● **WHAT IS EXPECTED**
Output every line of the records below as a JSON list of strings, one string per line, leaving out blank lines and the pictures.

--- Start of DATA EXCERPTS ---

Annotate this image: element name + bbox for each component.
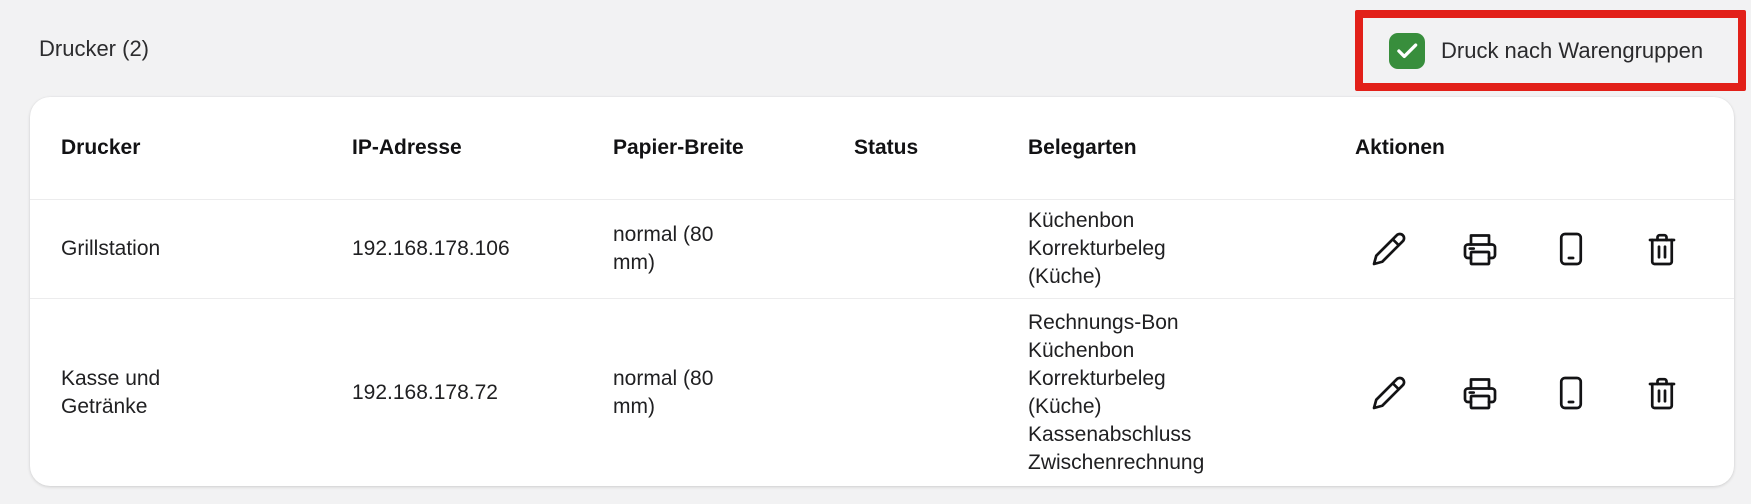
table-row: Kasse und Getränke 192.168.178.72 normal… xyxy=(30,298,1734,486)
column-header-drucker: Drucker xyxy=(61,136,141,159)
print-test-button[interactable] xyxy=(1462,375,1498,411)
delete-printer-button[interactable] xyxy=(1644,375,1680,411)
printer-icon xyxy=(1463,234,1497,266)
check-icon xyxy=(1397,42,1418,58)
printer-name-cell: Grillstation xyxy=(61,237,161,260)
pencil-icon xyxy=(1372,376,1406,409)
printer-ip-cell: 192.168.178.106 xyxy=(352,237,510,260)
edit-printer-button[interactable] xyxy=(1371,375,1407,411)
table-row: Grillstation 192.168.178.106 normal (80 … xyxy=(30,199,1734,298)
actions-cell xyxy=(1355,231,1714,267)
actions-cell xyxy=(1355,375,1714,411)
column-header-papier-breite: Papier-Breite xyxy=(613,136,744,159)
column-header-belegarten: Belegarten xyxy=(1028,136,1137,159)
tablet-icon xyxy=(1559,376,1583,409)
paper-width-cell: normal (80 mm) xyxy=(613,223,714,274)
pencil-icon xyxy=(1372,232,1406,266)
printer-icon xyxy=(1463,377,1497,409)
paper-width-cell: normal (80 mm) xyxy=(613,366,714,418)
edit-printer-button[interactable] xyxy=(1371,231,1407,267)
delete-printer-button[interactable] xyxy=(1644,231,1680,267)
belegarten-cell: Küchenbon Korrekturbeleg (Küche) xyxy=(1028,209,1166,288)
trash-icon xyxy=(1648,377,1676,409)
printer-table-card: Drucker IP-Adresse Papier-Breite Status … xyxy=(30,97,1734,486)
print-test-button[interactable] xyxy=(1462,231,1498,267)
warengruppen-checkbox-label: Druck nach Warengruppen xyxy=(1441,37,1704,63)
column-header-status: Status xyxy=(854,136,919,159)
assign-tablet-button[interactable] xyxy=(1553,231,1589,267)
trash-icon xyxy=(1648,233,1676,266)
warengruppen-checkbox[interactable] xyxy=(1389,32,1425,69)
annotation-highlight-box: Druck nach Warengruppen xyxy=(1355,10,1746,91)
printer-ip-cell: 192.168.178.72 xyxy=(352,380,498,404)
printer-name-cell: Kasse und Getränke xyxy=(61,366,161,418)
table-header-row: Drucker IP-Adresse Papier-Breite Status … xyxy=(30,97,1734,199)
belegarten-cell: Rechnungs-Bon Küchenbon Korrekturbeleg (… xyxy=(1028,310,1205,474)
page-title: Drucker (2) xyxy=(39,36,150,61)
column-header-aktionen: Aktionen xyxy=(1355,136,1445,159)
assign-tablet-button[interactable] xyxy=(1553,375,1589,411)
column-header-ip-adresse: IP-Adresse xyxy=(352,136,462,159)
tablet-icon xyxy=(1559,232,1583,266)
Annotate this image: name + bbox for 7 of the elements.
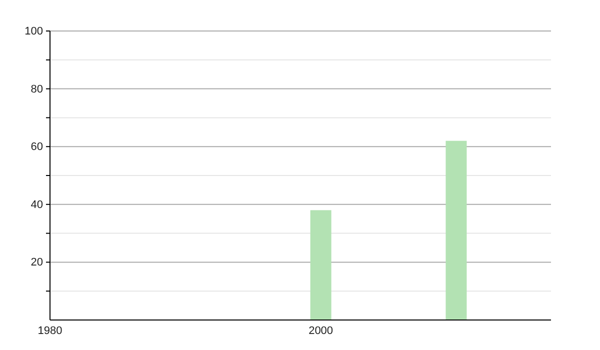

--- End of DATA EXCERPTS ---

● **WRITTEN RESPONSE**
[
  "Annotate this image: element name + bbox for each component.",
  "table-row: Kasse und Getränke 192.168.178.72 normal… xyxy=(30,298,1734,486)",
  "column-header-drucker: Drucker xyxy=(61,136,141,159)",
  "print-test-button[interactable] xyxy=(1462,375,1498,411)",
  "delete-printer-button[interactable] xyxy=(1644,375,1680,411)",
  "printer-icon xyxy=(1463,234,1497,266)",
  "check-icon xyxy=(1397,42,1418,58)",
  "printer-name-cell: Grillstation xyxy=(61,237,161,260)",
  "pencil-icon xyxy=(1372,376,1406,409)",
  "printer-ip-cell: 192.168.178.106 xyxy=(352,237,510,260)",
  "edit-printer-button[interactable] xyxy=(1371,375,1407,411)",
  "table-row: Grillstation 192.168.178.106 normal (80 … xyxy=(30,199,1734,298)",
  "actions-cell xyxy=(1355,231,1714,267)",
  "actions-cell xyxy=(1355,375,1714,411)",
  "column-header-papier-breite: Papier-Breite xyxy=(613,136,744,159)",
  "column-header-belegarten: Belegarten xyxy=(1028,136,1137,159)",
  "tablet-icon xyxy=(1559,376,1583,409)",
  "paper-width-cell: normal (80 mm) xyxy=(613,223,714,274)",
  "pencil-icon xyxy=(1372,232,1406,266)",
  "printer-icon xyxy=(1463,377,1497,409)",
  "paper-width-cell: normal (80 mm) xyxy=(613,366,714,418)",
  "edit-printer-button[interactable] xyxy=(1371,231,1407,267)",
  "delete-printer-button[interactable] xyxy=(1644,231,1680,267)",
  "belegarten-cell: Küchenbon Korrekturbeleg (Küche) xyxy=(1028,209,1166,288)",
  "trash-icon xyxy=(1648,377,1676,409)",
  "printer-table-card: Drucker IP-Adresse Papier-Breite Status … xyxy=(30,97,1734,486)",
  "print-test-button[interactable] xyxy=(1462,231,1498,267)",
  "warengruppen-checkbox-label: Druck nach Warengruppen xyxy=(1441,37,1704,63)",
  "column-header-status: Status xyxy=(854,136,919,159)",
  "assign-tablet-button[interactable] xyxy=(1553,231,1589,267)",
  "trash-icon xyxy=(1648,233,1676,266)",
  "warengruppen-checkbox[interactable] xyxy=(1389,32,1425,69)",
  "annotation-highlight-box: Druck nach Warengruppen xyxy=(1355,10,1746,91)",
  "printer-ip-cell: 192.168.178.72 xyxy=(352,380,498,404)",
  "printer-name-cell: Kasse und Getränke xyxy=(61,366,161,418)",
  "table-header-row: Drucker IP-Adresse Papier-Breite Status … xyxy=(30,97,1734,199)",
  "belegarten-cell: Rechnungs-Bon Küchenbon Korrekturbeleg (… xyxy=(1028,310,1205,474)",
  "page-title: Drucker (2) xyxy=(39,36,150,61)",
  "column-header-aktionen: Aktionen xyxy=(1355,136,1445,159)",
  "assign-tablet-button[interactable] xyxy=(1553,375,1589,411)",
  "column-header-ip-adresse: IP-Adresse xyxy=(352,136,462,159)",
  "tablet-icon xyxy=(1559,232,1583,266)",
  "Annotate this image: name + bbox for 7 of the elements."
]